* [GOAL]: Write out all the entries word for word and omit any pictures.

[begin RECORDED INFORMATION]

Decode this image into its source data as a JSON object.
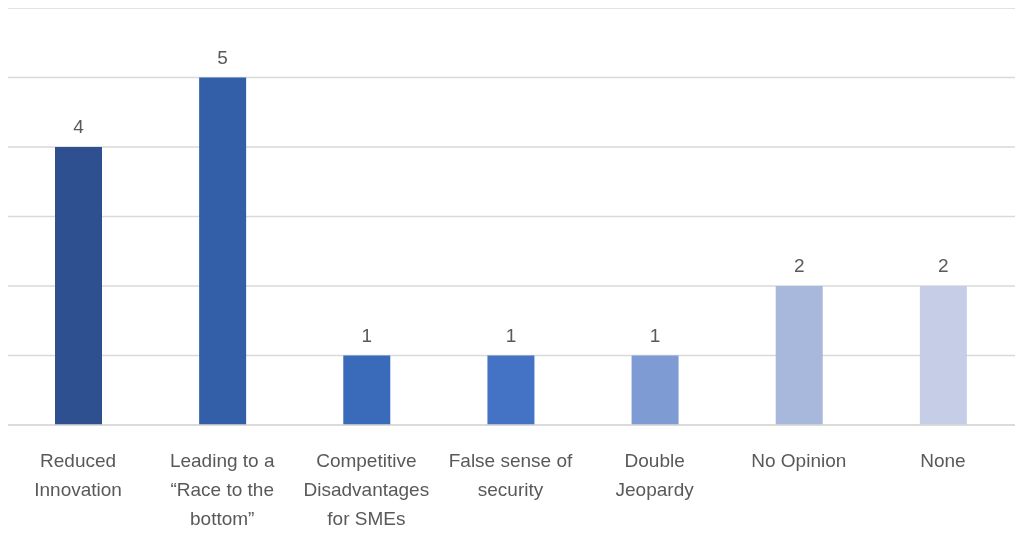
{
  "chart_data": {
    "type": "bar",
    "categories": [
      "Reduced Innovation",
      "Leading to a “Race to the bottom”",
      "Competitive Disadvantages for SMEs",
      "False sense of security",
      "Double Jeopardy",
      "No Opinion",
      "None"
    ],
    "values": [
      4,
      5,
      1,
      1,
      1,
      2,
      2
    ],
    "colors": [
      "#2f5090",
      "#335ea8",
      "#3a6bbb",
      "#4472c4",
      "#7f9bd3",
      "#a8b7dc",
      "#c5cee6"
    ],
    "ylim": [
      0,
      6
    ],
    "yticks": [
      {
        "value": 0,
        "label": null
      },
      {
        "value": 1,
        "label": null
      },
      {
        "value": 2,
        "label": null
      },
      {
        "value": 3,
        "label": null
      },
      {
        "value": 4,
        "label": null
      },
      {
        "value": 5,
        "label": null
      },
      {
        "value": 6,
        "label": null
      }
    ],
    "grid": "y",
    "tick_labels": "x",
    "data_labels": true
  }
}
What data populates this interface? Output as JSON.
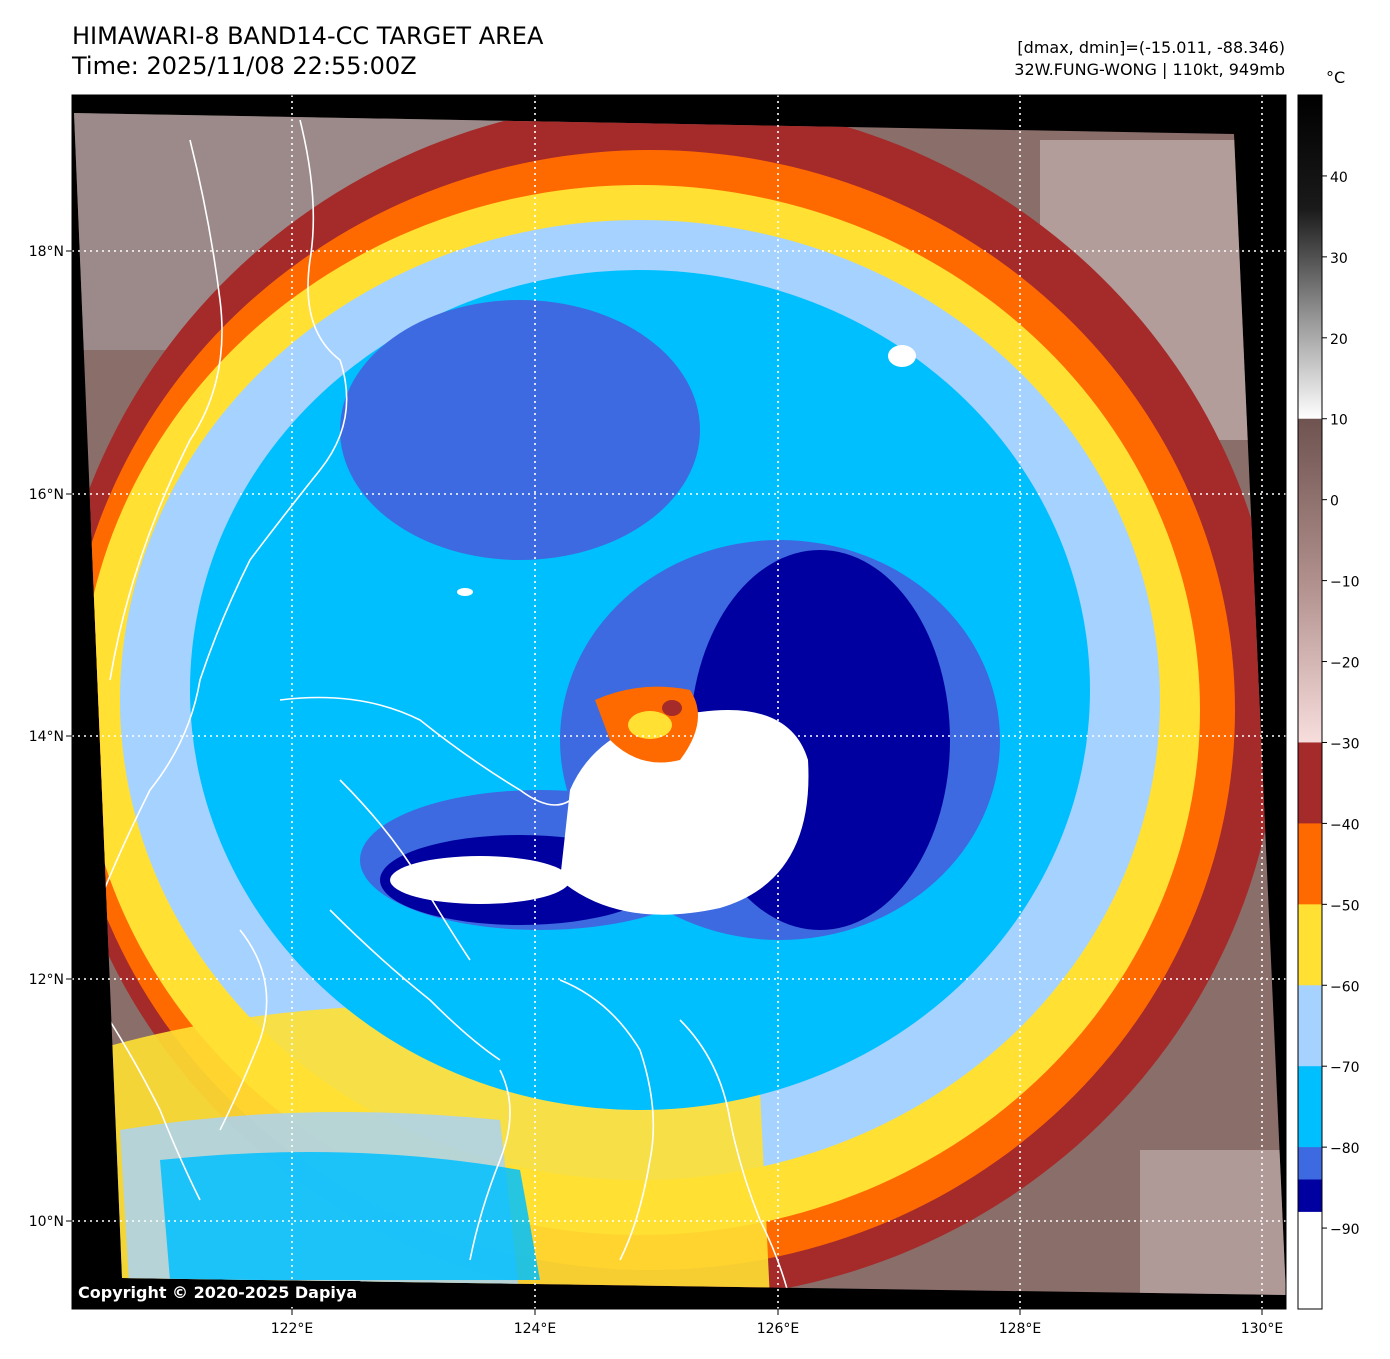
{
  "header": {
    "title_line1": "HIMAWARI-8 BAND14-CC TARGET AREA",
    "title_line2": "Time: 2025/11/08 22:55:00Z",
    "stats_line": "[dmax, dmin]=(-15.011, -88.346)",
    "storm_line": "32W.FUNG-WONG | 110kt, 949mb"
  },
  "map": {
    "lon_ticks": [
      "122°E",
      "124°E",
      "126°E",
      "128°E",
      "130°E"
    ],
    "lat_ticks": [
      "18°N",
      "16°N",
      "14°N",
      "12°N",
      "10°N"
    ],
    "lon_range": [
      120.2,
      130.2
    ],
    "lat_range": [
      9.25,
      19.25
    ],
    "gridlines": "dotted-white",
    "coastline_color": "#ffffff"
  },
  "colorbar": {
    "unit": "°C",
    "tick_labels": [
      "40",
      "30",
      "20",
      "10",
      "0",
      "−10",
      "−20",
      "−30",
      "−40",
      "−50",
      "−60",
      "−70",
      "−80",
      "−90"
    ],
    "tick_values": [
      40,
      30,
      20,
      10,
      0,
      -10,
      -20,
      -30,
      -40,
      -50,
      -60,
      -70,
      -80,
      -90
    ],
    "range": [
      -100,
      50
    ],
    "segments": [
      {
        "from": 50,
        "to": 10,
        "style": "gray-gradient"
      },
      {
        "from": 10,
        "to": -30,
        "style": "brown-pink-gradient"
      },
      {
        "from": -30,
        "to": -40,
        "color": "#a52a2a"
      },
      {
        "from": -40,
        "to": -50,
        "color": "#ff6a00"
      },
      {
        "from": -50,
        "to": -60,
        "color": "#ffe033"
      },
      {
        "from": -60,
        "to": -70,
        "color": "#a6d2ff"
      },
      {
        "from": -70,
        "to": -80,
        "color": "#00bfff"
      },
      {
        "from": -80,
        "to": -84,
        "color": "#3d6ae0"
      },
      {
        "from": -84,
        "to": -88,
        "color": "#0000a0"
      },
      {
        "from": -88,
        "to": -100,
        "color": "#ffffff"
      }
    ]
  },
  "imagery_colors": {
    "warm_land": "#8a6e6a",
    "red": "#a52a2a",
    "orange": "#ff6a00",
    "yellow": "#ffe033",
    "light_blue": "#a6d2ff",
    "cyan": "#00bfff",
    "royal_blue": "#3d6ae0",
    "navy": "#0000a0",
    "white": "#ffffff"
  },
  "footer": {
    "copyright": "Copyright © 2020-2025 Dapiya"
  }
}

[end RECORDED INFORMATION]

* [TASK ANSWER]:
Decode this image into its source data as a JSON object.
{
  "chart_data": {
    "type": "bar",
    "categories": [
      "Reduced Innovation",
      "Leading to a “Race to the bottom”",
      "Competitive Disadvantages for SMEs",
      "False sense of security",
      "Double Jeopardy",
      "No Opinion",
      "None"
    ],
    "values": [
      4,
      5,
      1,
      1,
      1,
      2,
      2
    ],
    "colors": [
      "#2f5090",
      "#335ea8",
      "#3a6bbb",
      "#4472c4",
      "#7f9bd3",
      "#a8b7dc",
      "#c5cee6"
    ],
    "ylim": [
      0,
      6
    ],
    "yticks": [
      {
        "value": 0,
        "label": null
      },
      {
        "value": 1,
        "label": null
      },
      {
        "value": 2,
        "label": null
      },
      {
        "value": 3,
        "label": null
      },
      {
        "value": 4,
        "label": null
      },
      {
        "value": 5,
        "label": null
      },
      {
        "value": 6,
        "label": null
      }
    ],
    "grid": "y",
    "tick_labels": "x",
    "data_labels": true
  }
}
What data populates this interface? Output as JSON.
{
  "header": {
    "title_line1": "HIMAWARI-8 BAND14-CC TARGET AREA",
    "title_line2": "Time: 2025/11/08 22:55:00Z",
    "stats_line": "[dmax, dmin]=(-15.011, -88.346)",
    "storm_line": "32W.FUNG-WONG | 110kt, 949mb"
  },
  "map": {
    "lon_ticks": [
      "122°E",
      "124°E",
      "126°E",
      "128°E",
      "130°E"
    ],
    "lat_ticks": [
      "18°N",
      "16°N",
      "14°N",
      "12°N",
      "10°N"
    ],
    "lon_range": [
      120.2,
      130.2
    ],
    "lat_range": [
      9.25,
      19.25
    ],
    "gridlines": "dotted-white",
    "coastline_color": "#ffffff"
  },
  "colorbar": {
    "unit": "°C",
    "tick_labels": [
      "40",
      "30",
      "20",
      "10",
      "0",
      "−10",
      "−20",
      "−30",
      "−40",
      "−50",
      "−60",
      "−70",
      "−80",
      "−90"
    ],
    "tick_values": [
      40,
      30,
      20,
      10,
      0,
      -10,
      -20,
      -30,
      -40,
      -50,
      -60,
      -70,
      -80,
      -90
    ],
    "range": [
      -100,
      50
    ],
    "segments": [
      {
        "from": 50,
        "to": 10,
        "style": "gray-gradient"
      },
      {
        "from": 10,
        "to": -30,
        "style": "brown-pink-gradient"
      },
      {
        "from": -30,
        "to": -40,
        "color": "#a52a2a"
      },
      {
        "from": -40,
        "to": -50,
        "color": "#ff6a00"
      },
      {
        "from": -50,
        "to": -60,
        "color": "#ffe033"
      },
      {
        "from": -60,
        "to": -70,
        "color": "#a6d2ff"
      },
      {
        "from": -70,
        "to": -80,
        "color": "#00bfff"
      },
      {
        "from": -80,
        "to": -84,
        "color": "#3d6ae0"
      },
      {
        "from": -84,
        "to": -88,
        "color": "#0000a0"
      },
      {
        "from": -88,
        "to": -100,
        "color": "#ffffff"
      }
    ]
  },
  "imagery_colors": {
    "warm_land": "#8a6e6a",
    "red": "#a52a2a",
    "orange": "#ff6a00",
    "yellow": "#ffe033",
    "light_blue": "#a6d2ff",
    "cyan": "#00bfff",
    "royal_blue": "#3d6ae0",
    "navy": "#0000a0",
    "white": "#ffffff"
  },
  "footer": {
    "copyright": "Copyright © 2020-2025 Dapiya"
  }
}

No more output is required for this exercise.